> Aim
Return all lines that include the string "jondelarroz".

> Data records
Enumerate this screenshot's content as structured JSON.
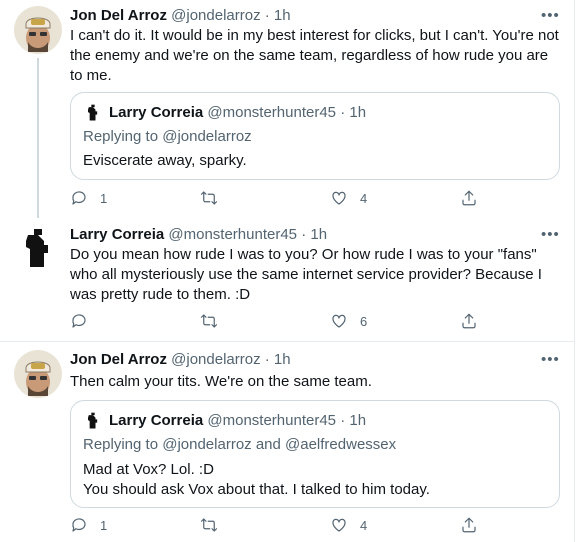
{
  "tweets": [
    {
      "name": "Jon Del Arroz",
      "handle": "@jondelarroz",
      "time": "· 1h",
      "more": "•••",
      "text": "I can't do it. It would be in my best interest for clicks, but I can't. You're not the enemy and we're on the same team, regardless of how rude you are to me.",
      "quote": {
        "name": "Larry Correia",
        "handle": "@monsterhunter45",
        "time": "· 1h",
        "reply_prefix": "Replying to",
        "mentions": "@jondelarroz",
        "text": "Eviscerate away, sparky."
      },
      "actions": {
        "reply": "1",
        "retweet": "",
        "like": "4"
      }
    },
    {
      "name": "Larry Correia",
      "handle": "@monsterhunter45",
      "time": "· 1h",
      "more": "•••",
      "text": "Do you mean how rude I was to you? Or how rude I was to your \"fans\" who all mysteriously use the same internet service provider? Because I was pretty rude to them. :D",
      "actions": {
        "reply": "",
        "retweet": "",
        "like": "6"
      }
    },
    {
      "name": "Jon Del Arroz",
      "handle": "@jondelarroz",
      "time": "· 1h",
      "more": "•••",
      "text": "Then calm your tits. We're on the same team.",
      "quote": {
        "name": "Larry Correia",
        "handle": "@monsterhunter45",
        "time": "· 1h",
        "reply_prefix": "Replying to",
        "mentions": "@jondelarroz and @aelfredwessex",
        "text_line1": "Mad at Vox? Lol. :D",
        "text_line2": "You should ask Vox about that. I talked to him today."
      },
      "actions": {
        "reply": "1",
        "retweet": "",
        "like": "4"
      }
    }
  ],
  "icons": {
    "reply": "reply-icon",
    "retweet": "retweet-icon",
    "like": "heart-icon",
    "share": "share-icon",
    "more": "more-icon"
  }
}
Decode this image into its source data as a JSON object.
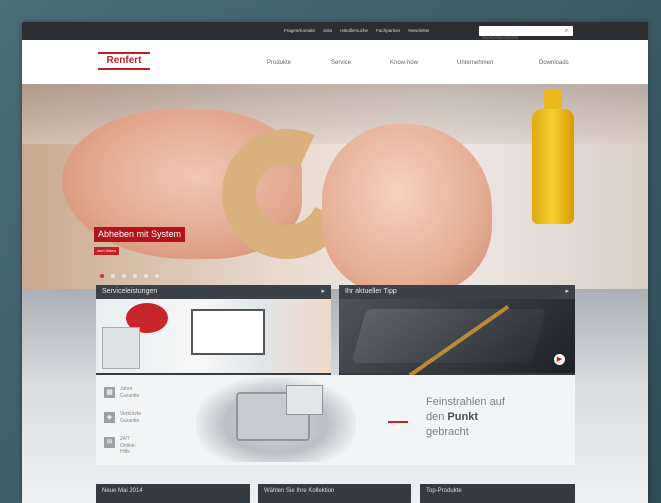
{
  "topbar": {
    "links": [
      "Fragen/Kontakt",
      "Jobs",
      "Händlersuche",
      "Fachpartner",
      "Newsletter"
    ],
    "search_placeholder": "Suche/Stichwörter"
  },
  "logo": {
    "text": "Renfert"
  },
  "nav": {
    "items": [
      "Produkte",
      "Service",
      "Know-how",
      "Unternehmen",
      "Downloads"
    ]
  },
  "hero": {
    "caption": "Abheben mit System",
    "more_label": "zum Video",
    "slide_count": 6,
    "active_slide": 1
  },
  "panels": {
    "service": {
      "title": "Serviceleistungen",
      "arrow": "▸"
    },
    "tip": {
      "title": "Ihr aktueller Tipp",
      "arrow": "▸"
    }
  },
  "banner": {
    "features": [
      {
        "icon": "calendar-icon",
        "line1": "Jahre",
        "line2": "Garantie"
      },
      {
        "icon": "shield-icon",
        "line1": "Verkürzte",
        "line2": "Garantie"
      },
      {
        "icon": "chat-icon",
        "line1": "24/7",
        "line2": "Online-Hilfe"
      }
    ],
    "slogan_line1": "Feinstrahlen auf",
    "slogan_prefix": "den ",
    "slogan_bold": "Punkt",
    "slogan_line3": "gebracht"
  },
  "bottom_strips": [
    "Neue Mai 2014",
    "Wählen Sie Ihre Kollektion",
    "Top-Produkte"
  ],
  "colors": {
    "brand_red": "#c41f24",
    "topbar": "#2b2f33",
    "panel": "#333a40"
  }
}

> Right answer
      "handle": "@jondelarroz",
        "mentions": "@jondelarroz",
      "handle": "@jondelarroz",
        "mentions": "@jondelarroz and @aelfredwessex",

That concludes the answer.